- [What the exercise asks]: Your task is to repeat the lines below exactly, excluding any pictures they contain.

···

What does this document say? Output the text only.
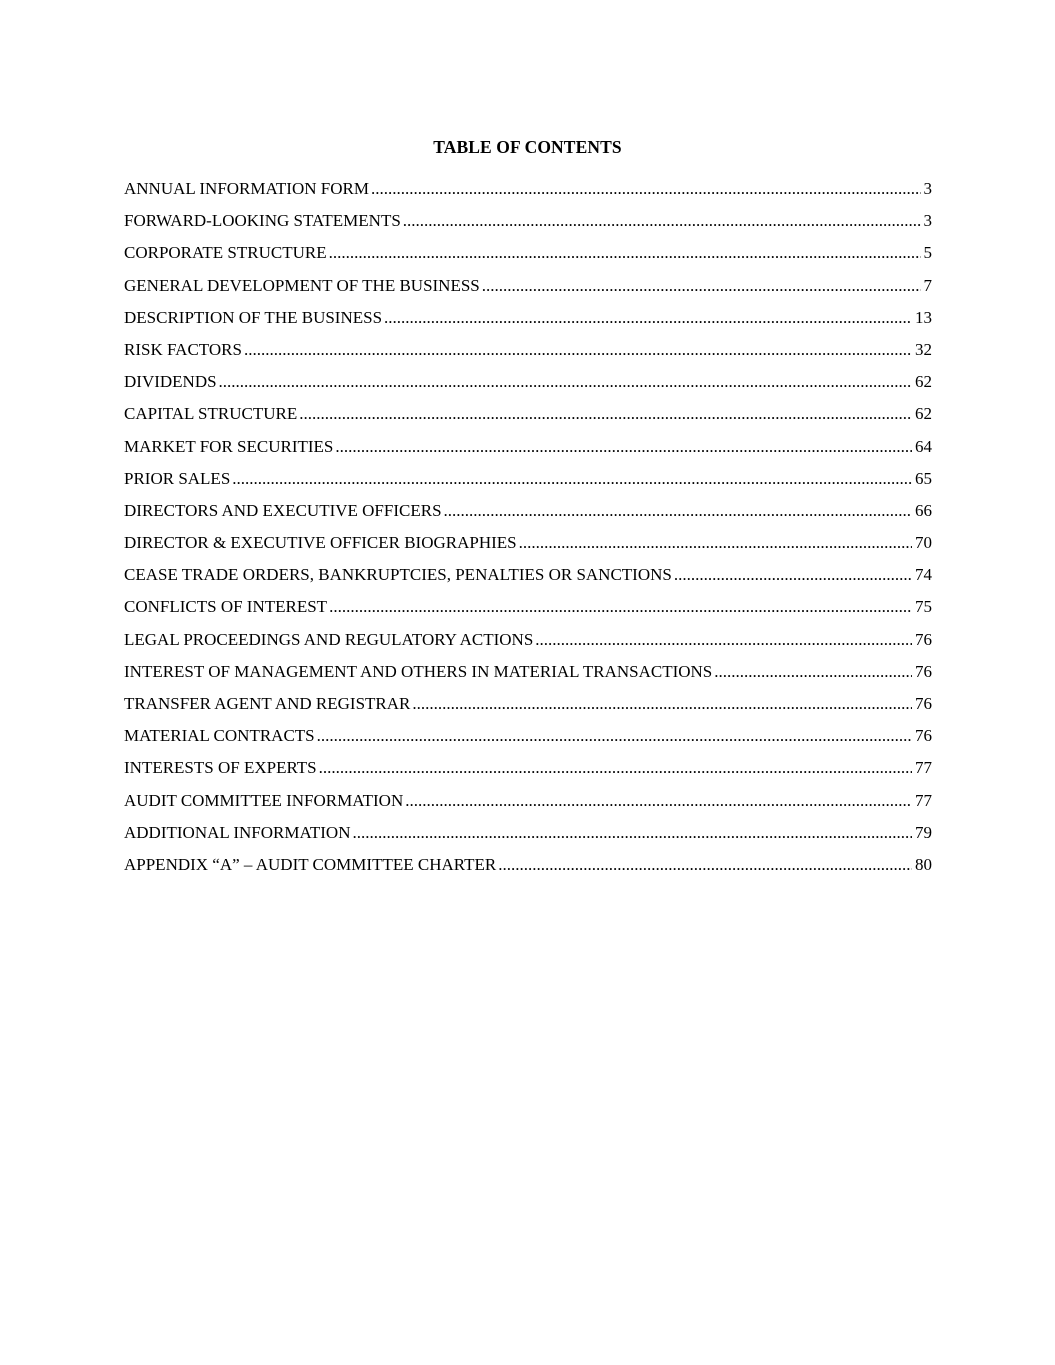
TABLE OF CONTENTS
ANNUAL INFORMATION FORM .....	3
FORWARD-LOOKING STATEMENTS .....	3
CORPORATE STRUCTURE .....	5
GENERAL DEVELOPMENT OF THE BUSINESS .....	7
DESCRIPTION OF THE BUSINESS .....	13
RISK FACTORS .....	32
DIVIDENDS .....	62
CAPITAL STRUCTURE .....	62
MARKET FOR SECURITIES .....	64
PRIOR SALES .....	65
DIRECTORS AND EXECUTIVE OFFICERS .....	66
DIRECTOR & EXECUTIVE OFFICER BIOGRAPHIES .....	70
CEASE TRADE ORDERS, BANKRUPTCIES, PENALTIES OR SANCTIONS .....	74
CONFLICTS OF INTEREST .....	75
LEGAL PROCEEDINGS AND REGULATORY ACTIONS .....	76
INTEREST OF MANAGEMENT AND OTHERS IN MATERIAL TRANSACTIONS .....	76
TRANSFER AGENT AND REGISTRAR .....	76
MATERIAL CONTRACTS .....	76
INTERESTS OF EXPERTS .....	77
AUDIT COMMITTEE INFORMATION .....	77
ADDITIONAL INFORMATION .....	79
APPENDIX “A” – AUDIT COMMITTEE CHARTER .....	80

···

- [Answer to this task]:
What does this document say? Output the text only.
TABLE OF CONTENTS
ANNUAL INFORMATION FORM .....	3
FORWARD-LOOKING STATEMENTS .....	3
CORPORATE STRUCTURE .....	5
GENERAL DEVELOPMENT OF THE BUSINESS .....	7
DESCRIPTION OF THE BUSINESS .....	13
RISK FACTORS .....	32
DIVIDENDS .....	62
CAPITAL STRUCTURE .....	62
MARKET FOR SECURITIES .....	64
PRIOR SALES .....	65
DIRECTORS AND EXECUTIVE OFFICERS .....	66
DIRECTOR & EXECUTIVE OFFICER BIOGRAPHIES .....	70
CEASE TRADE ORDERS, BANKRUPTCIES, PENALTIES OR SANCTIONS .....	74
CONFLICTS OF INTEREST .....	75
LEGAL PROCEEDINGS AND REGULATORY ACTIONS .....	76
INTEREST OF MANAGEMENT AND OTHERS IN MATERIAL TRANSACTIONS .....	76
TRANSFER AGENT AND REGISTRAR .....	76
MATERIAL CONTRACTS .....	76
INTERESTS OF EXPERTS .....	77
AUDIT COMMITTEE INFORMATION .....	77
ADDITIONAL INFORMATION .....	79
APPENDIX “A” – AUDIT COMMITTEE CHARTER .....	80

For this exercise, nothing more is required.